→ THE PROBLEM
Everything in the data should be repeated exactly, save for the images.

→ ITEMS
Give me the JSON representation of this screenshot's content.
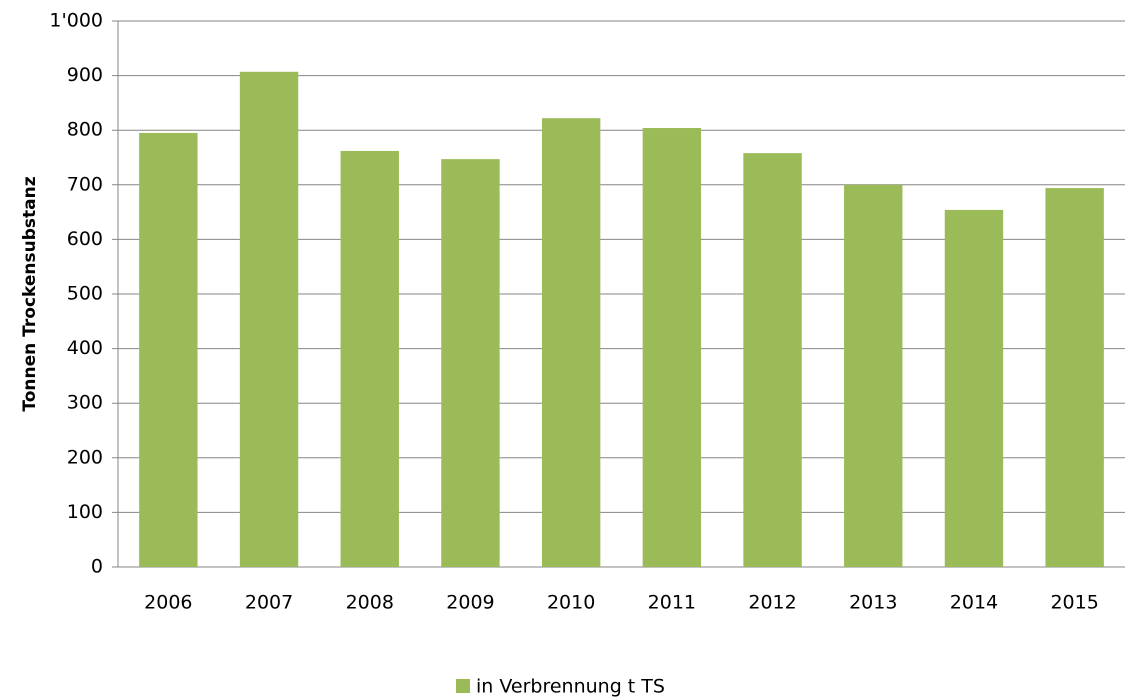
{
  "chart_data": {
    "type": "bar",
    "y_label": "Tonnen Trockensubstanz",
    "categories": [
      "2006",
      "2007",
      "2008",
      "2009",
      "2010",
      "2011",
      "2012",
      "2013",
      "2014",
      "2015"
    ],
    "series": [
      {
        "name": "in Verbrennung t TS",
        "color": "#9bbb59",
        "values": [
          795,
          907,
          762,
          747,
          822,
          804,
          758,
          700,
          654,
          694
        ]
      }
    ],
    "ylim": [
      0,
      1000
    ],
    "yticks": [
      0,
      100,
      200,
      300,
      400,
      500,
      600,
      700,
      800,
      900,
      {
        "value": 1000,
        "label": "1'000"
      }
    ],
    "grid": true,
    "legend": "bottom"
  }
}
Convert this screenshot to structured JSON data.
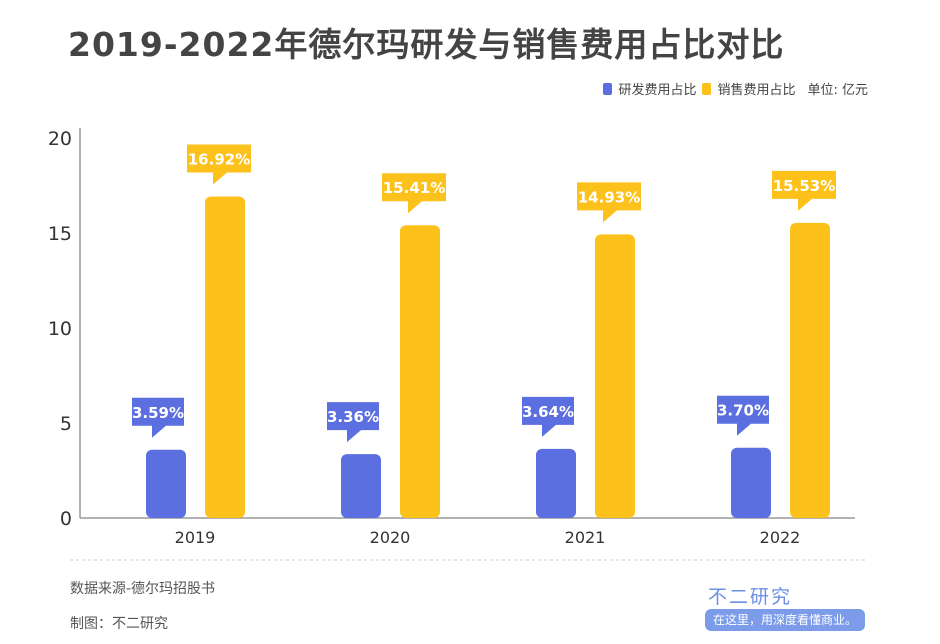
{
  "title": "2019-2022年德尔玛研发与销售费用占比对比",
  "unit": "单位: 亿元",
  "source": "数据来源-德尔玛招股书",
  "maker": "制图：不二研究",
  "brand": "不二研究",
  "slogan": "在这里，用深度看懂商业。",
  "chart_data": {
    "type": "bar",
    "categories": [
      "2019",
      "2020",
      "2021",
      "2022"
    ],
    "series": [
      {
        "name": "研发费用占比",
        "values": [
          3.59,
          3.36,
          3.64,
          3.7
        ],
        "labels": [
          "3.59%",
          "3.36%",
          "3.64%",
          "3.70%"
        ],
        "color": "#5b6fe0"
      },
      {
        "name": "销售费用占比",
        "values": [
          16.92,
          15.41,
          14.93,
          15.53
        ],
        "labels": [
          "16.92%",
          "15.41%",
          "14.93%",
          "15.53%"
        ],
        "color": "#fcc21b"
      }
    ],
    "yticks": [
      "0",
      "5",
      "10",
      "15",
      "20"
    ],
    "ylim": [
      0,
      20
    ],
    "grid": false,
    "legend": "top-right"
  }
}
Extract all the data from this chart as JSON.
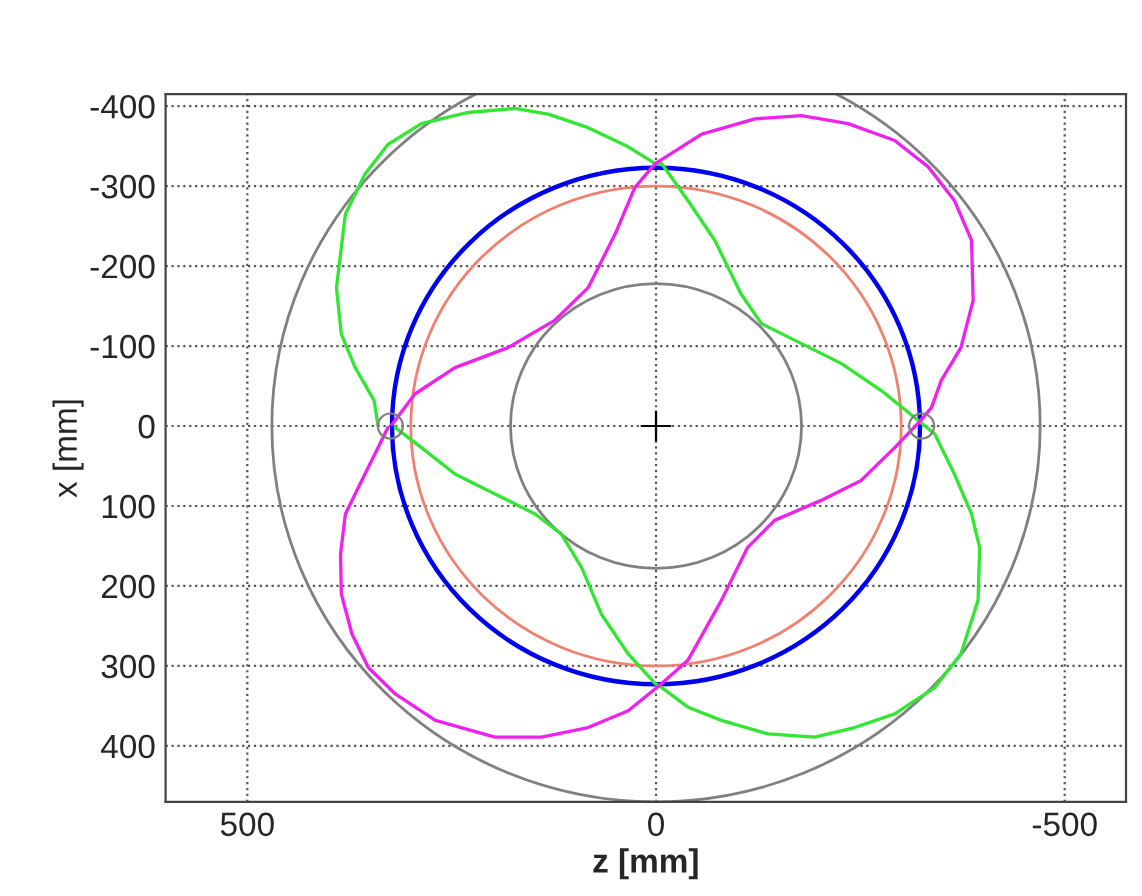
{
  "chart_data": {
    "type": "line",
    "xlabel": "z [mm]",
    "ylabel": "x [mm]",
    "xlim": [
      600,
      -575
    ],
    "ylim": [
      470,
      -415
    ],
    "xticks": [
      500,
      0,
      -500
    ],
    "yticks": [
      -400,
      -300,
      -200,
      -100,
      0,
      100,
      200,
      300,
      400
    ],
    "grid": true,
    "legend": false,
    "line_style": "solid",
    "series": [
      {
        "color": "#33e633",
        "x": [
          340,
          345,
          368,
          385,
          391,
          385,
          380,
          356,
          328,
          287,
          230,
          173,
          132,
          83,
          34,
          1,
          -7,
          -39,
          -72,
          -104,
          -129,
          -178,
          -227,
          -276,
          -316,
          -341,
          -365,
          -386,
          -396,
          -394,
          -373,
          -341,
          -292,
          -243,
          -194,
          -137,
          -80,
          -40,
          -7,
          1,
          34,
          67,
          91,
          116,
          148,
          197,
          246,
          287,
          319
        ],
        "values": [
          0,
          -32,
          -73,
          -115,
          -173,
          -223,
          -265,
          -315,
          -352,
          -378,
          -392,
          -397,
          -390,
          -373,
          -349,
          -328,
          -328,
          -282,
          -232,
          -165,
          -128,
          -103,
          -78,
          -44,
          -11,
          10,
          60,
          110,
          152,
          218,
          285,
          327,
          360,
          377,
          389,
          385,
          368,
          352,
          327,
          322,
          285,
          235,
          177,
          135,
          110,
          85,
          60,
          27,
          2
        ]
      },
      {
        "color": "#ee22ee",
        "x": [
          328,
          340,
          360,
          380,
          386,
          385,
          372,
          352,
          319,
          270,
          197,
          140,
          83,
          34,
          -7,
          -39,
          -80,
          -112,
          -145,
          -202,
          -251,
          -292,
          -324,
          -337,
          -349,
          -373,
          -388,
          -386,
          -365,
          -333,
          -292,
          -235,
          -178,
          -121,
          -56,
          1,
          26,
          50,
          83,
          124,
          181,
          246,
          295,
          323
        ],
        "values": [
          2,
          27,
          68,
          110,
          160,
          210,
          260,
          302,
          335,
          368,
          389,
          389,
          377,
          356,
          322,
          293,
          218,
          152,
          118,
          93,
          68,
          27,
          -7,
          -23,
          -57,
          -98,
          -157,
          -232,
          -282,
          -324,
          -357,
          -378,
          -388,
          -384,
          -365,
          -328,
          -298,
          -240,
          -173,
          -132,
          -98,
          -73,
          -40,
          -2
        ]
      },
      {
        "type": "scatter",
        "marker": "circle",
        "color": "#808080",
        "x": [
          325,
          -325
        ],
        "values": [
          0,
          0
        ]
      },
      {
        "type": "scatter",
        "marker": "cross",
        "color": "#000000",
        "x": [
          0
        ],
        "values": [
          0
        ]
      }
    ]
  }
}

→ RESPONSE BELOW
Give me the JSON representation of this screenshot's content.
{
  "chart_data": {
    "type": "bar",
    "y_label": "Tonnen Trockensubstanz",
    "categories": [
      "2006",
      "2007",
      "2008",
      "2009",
      "2010",
      "2011",
      "2012",
      "2013",
      "2014",
      "2015"
    ],
    "series": [
      {
        "name": "in Verbrennung t TS",
        "color": "#9bbb59",
        "values": [
          795,
          907,
          762,
          747,
          822,
          804,
          758,
          700,
          654,
          694
        ]
      }
    ],
    "ylim": [
      0,
      1000
    ],
    "yticks": [
      0,
      100,
      200,
      300,
      400,
      500,
      600,
      700,
      800,
      900,
      {
        "value": 1000,
        "label": "1'000"
      }
    ],
    "grid": true,
    "legend": "bottom"
  }
}
Convert this screenshot to structured JSON data.
{
  "title": "2019-2022年德尔玛研发与销售费用占比对比",
  "unit": "单位: 亿元",
  "source": "数据来源-德尔玛招股书",
  "maker": "制图：不二研究",
  "brand": "不二研究",
  "slogan": "在这里，用深度看懂商业。",
  "chart_data": {
    "type": "bar",
    "categories": [
      "2019",
      "2020",
      "2021",
      "2022"
    ],
    "series": [
      {
        "name": "研发费用占比",
        "values": [
          3.59,
          3.36,
          3.64,
          3.7
        ],
        "labels": [
          "3.59%",
          "3.36%",
          "3.64%",
          "3.70%"
        ],
        "color": "#5b6fe0"
      },
      {
        "name": "销售费用占比",
        "values": [
          16.92,
          15.41,
          14.93,
          15.53
        ],
        "labels": [
          "16.92%",
          "15.41%",
          "14.93%",
          "15.53%"
        ],
        "color": "#fcc21b"
      }
    ],
    "yticks": [
      "0",
      "5",
      "10",
      "15",
      "20"
    ],
    "ylim": [
      0,
      20
    ],
    "grid": false,
    "legend": "top-right"
  }
}
Extract all the data from this chart as JSON.
{
  "chart_data": {
    "type": "line",
    "xlabel": "z [mm]",
    "ylabel": "x [mm]",
    "xlim": [
      600,
      -575
    ],
    "ylim": [
      470,
      -415
    ],
    "xticks": [
      500,
      0,
      -500
    ],
    "yticks": [
      -400,
      -300,
      -200,
      -100,
      0,
      100,
      200,
      300,
      400
    ],
    "grid": true,
    "legend": false,
    "line_style": "solid",
    "series": [
      {
        "color": "#33e633",
        "x": [
          340,
          345,
          368,
          385,
          391,
          385,
          380,
          356,
          328,
          287,
          230,
          173,
          132,
          83,
          34,
          1,
          -7,
          -39,
          -72,
          -104,
          -129,
          -178,
          -227,
          -276,
          -316,
          -341,
          -365,
          -386,
          -396,
          -394,
          -373,
          -341,
          -292,
          -243,
          -194,
          -137,
          -80,
          -40,
          -7,
          1,
          34,
          67,
          91,
          116,
          148,
          197,
          246,
          287,
          319
        ],
        "values": [
          0,
          -32,
          -73,
          -115,
          -173,
          -223,
          -265,
          -315,
          -352,
          -378,
          -392,
          -397,
          -390,
          -373,
          -349,
          -328,
          -328,
          -282,
          -232,
          -165,
          -128,
          -103,
          -78,
          -44,
          -11,
          10,
          60,
          110,
          152,
          218,
          285,
          327,
          360,
          377,
          389,
          385,
          368,
          352,
          327,
          322,
          285,
          235,
          177,
          135,
          110,
          85,
          60,
          27,
          2
        ]
      },
      {
        "color": "#ee22ee",
        "x": [
          328,
          340,
          360,
          380,
          386,
          385,
          372,
          352,
          319,
          270,
          197,
          140,
          83,
          34,
          -7,
          -39,
          -80,
          -112,
          -145,
          -202,
          -251,
          -292,
          -324,
          -337,
          -349,
          -373,
          -388,
          -386,
          -365,
          -333,
          -292,
          -235,
          -178,
          -121,
          -56,
          1,
          26,
          50,
          83,
          124,
          181,
          246,
          295,
          323
        ],
        "values": [
          2,
          27,
          68,
          110,
          160,
          210,
          260,
          302,
          335,
          368,
          389,
          389,
          377,
          356,
          322,
          293,
          218,
          152,
          118,
          93,
          68,
          27,
          -7,
          -23,
          -57,
          -98,
          -157,
          -232,
          -282,
          -324,
          -357,
          -378,
          -388,
          -384,
          -365,
          -328,
          -298,
          -240,
          -173,
          -132,
          -98,
          -73,
          -40,
          -2
        ]
      },
      {
        "type": "scatter",
        "marker": "circle",
        "color": "#808080",
        "x": [
          325,
          -325
        ],
        "values": [
          0,
          0
        ]
      },
      {
        "type": "scatter",
        "marker": "cross",
        "color": "#000000",
        "x": [
          0
        ],
        "values": [
          0
        ]
      }
    ]
  }
}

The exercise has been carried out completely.